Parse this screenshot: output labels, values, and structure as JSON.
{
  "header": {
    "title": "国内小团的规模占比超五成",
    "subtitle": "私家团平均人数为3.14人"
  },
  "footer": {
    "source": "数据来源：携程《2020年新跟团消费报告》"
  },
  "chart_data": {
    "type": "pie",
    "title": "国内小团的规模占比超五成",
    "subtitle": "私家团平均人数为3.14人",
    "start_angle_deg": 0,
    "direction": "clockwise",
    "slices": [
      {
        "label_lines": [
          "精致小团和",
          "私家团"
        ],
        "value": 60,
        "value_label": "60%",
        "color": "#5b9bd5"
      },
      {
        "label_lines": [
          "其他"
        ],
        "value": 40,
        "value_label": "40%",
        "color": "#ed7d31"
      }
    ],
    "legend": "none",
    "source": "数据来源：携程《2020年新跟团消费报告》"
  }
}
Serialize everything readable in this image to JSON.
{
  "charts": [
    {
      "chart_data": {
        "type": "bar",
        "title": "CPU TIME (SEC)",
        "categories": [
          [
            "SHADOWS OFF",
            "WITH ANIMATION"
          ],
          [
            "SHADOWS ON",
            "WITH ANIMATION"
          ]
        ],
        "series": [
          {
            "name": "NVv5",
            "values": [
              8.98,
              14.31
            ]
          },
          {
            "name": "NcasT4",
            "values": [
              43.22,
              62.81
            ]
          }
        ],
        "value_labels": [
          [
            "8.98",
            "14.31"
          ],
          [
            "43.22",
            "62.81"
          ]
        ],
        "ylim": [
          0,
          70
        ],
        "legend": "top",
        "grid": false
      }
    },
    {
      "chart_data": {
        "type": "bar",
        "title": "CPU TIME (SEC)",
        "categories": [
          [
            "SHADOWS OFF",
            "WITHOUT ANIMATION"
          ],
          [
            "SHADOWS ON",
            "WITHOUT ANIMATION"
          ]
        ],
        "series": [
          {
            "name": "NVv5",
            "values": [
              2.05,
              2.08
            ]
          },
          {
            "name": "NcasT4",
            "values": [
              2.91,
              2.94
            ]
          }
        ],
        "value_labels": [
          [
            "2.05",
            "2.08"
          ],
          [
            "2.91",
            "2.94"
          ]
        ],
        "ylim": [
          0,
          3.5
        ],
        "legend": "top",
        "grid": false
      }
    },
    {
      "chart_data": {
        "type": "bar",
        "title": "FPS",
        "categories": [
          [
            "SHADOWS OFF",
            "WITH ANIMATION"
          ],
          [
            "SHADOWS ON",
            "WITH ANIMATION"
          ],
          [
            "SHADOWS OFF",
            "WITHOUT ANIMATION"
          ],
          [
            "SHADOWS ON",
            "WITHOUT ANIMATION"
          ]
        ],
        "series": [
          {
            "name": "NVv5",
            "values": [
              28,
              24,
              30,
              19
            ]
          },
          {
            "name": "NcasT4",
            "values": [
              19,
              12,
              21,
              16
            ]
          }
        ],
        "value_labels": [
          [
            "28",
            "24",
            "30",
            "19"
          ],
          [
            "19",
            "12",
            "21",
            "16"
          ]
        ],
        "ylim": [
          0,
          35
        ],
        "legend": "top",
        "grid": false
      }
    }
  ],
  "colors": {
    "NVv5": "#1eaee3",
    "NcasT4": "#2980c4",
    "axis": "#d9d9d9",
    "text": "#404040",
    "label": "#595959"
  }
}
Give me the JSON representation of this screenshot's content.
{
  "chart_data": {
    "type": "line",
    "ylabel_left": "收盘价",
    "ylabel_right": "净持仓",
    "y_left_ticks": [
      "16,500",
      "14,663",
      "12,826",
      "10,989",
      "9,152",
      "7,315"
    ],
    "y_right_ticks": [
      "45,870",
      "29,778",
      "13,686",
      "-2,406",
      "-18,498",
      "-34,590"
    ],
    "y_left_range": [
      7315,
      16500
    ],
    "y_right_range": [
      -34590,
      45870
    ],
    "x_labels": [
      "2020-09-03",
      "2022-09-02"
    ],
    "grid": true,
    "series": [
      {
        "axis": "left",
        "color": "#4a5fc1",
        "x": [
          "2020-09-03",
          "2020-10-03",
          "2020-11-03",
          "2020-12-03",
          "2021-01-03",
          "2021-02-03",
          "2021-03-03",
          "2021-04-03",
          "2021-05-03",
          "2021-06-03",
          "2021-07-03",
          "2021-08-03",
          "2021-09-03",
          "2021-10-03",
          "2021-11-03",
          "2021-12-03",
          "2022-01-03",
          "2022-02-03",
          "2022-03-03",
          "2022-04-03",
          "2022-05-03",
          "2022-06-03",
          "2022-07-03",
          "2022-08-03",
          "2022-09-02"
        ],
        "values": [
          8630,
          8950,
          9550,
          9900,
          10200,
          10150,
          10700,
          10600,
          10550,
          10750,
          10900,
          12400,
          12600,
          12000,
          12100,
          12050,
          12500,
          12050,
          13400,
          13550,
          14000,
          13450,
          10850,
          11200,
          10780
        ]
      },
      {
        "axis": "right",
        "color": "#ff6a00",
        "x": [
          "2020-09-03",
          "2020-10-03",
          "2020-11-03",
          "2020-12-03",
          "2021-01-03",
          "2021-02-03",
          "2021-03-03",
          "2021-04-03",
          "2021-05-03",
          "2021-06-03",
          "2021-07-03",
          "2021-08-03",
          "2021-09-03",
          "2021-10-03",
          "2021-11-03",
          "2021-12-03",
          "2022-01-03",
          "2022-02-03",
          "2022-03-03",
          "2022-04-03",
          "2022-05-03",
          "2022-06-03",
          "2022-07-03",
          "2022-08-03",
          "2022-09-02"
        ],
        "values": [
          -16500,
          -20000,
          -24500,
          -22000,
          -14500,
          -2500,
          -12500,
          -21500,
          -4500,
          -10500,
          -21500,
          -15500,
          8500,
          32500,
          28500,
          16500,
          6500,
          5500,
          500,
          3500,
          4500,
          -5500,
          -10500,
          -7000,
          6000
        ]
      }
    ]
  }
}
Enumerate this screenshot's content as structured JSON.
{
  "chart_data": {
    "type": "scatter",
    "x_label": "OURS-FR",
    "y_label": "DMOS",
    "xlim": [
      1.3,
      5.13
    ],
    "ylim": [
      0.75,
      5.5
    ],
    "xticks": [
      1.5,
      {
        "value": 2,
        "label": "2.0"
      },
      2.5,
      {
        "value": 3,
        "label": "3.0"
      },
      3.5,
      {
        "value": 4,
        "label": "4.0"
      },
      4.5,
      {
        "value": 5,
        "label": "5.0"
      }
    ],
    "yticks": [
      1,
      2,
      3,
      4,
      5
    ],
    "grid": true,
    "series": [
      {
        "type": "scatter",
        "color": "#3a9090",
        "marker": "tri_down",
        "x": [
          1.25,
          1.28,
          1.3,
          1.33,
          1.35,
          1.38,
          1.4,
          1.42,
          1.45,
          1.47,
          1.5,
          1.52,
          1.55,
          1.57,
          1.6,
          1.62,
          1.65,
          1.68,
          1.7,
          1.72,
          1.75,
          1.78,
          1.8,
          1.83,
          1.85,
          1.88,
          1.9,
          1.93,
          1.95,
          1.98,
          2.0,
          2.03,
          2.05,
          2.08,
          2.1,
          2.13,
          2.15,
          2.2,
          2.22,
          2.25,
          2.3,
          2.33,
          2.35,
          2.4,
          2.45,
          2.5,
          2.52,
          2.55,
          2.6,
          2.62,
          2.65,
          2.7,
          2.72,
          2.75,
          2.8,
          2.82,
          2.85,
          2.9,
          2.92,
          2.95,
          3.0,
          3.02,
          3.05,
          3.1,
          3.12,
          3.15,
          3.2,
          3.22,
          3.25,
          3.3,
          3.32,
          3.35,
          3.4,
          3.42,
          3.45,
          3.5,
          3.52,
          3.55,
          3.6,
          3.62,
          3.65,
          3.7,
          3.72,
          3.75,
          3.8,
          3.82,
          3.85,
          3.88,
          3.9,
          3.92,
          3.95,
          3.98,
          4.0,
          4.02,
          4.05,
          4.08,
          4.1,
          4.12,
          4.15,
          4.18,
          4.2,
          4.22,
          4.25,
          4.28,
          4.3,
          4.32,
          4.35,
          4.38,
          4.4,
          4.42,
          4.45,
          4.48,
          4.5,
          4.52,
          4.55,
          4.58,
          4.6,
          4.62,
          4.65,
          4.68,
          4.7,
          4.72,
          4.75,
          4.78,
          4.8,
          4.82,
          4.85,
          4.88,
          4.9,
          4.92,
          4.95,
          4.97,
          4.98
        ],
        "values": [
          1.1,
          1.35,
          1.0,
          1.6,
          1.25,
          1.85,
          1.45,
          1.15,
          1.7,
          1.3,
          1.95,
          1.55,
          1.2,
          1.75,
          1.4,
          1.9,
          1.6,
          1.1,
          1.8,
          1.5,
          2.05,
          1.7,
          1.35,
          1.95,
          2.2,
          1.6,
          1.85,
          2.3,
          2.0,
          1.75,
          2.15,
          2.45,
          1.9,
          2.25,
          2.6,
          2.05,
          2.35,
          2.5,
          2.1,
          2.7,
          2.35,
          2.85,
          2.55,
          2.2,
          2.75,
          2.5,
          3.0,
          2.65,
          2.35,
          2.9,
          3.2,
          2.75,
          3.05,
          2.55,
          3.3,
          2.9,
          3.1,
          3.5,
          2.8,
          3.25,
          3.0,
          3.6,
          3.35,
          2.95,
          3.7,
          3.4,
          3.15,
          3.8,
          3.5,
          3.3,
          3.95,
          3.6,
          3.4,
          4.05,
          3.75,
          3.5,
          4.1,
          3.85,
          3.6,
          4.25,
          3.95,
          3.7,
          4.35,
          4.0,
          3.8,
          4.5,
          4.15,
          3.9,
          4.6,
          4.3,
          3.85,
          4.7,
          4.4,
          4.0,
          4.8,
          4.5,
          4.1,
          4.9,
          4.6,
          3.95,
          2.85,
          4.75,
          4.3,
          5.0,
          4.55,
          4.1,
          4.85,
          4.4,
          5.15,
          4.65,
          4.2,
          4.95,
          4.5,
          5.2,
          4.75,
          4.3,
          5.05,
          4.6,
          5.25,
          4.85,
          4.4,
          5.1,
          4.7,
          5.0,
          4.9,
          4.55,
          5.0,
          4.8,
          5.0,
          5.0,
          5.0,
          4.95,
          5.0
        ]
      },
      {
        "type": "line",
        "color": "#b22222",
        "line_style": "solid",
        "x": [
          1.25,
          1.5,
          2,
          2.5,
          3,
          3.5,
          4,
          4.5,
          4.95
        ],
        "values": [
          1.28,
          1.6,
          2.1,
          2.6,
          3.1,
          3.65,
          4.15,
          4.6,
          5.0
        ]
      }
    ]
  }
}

### WHAT TO PRODUCE
Copy out every line of the listing that contains the string "subtitle".

### THE OUTPUT
    "subtitle": "私家团平均人数为3.14人"
    "subtitle": "私家团平均人数为3.14人",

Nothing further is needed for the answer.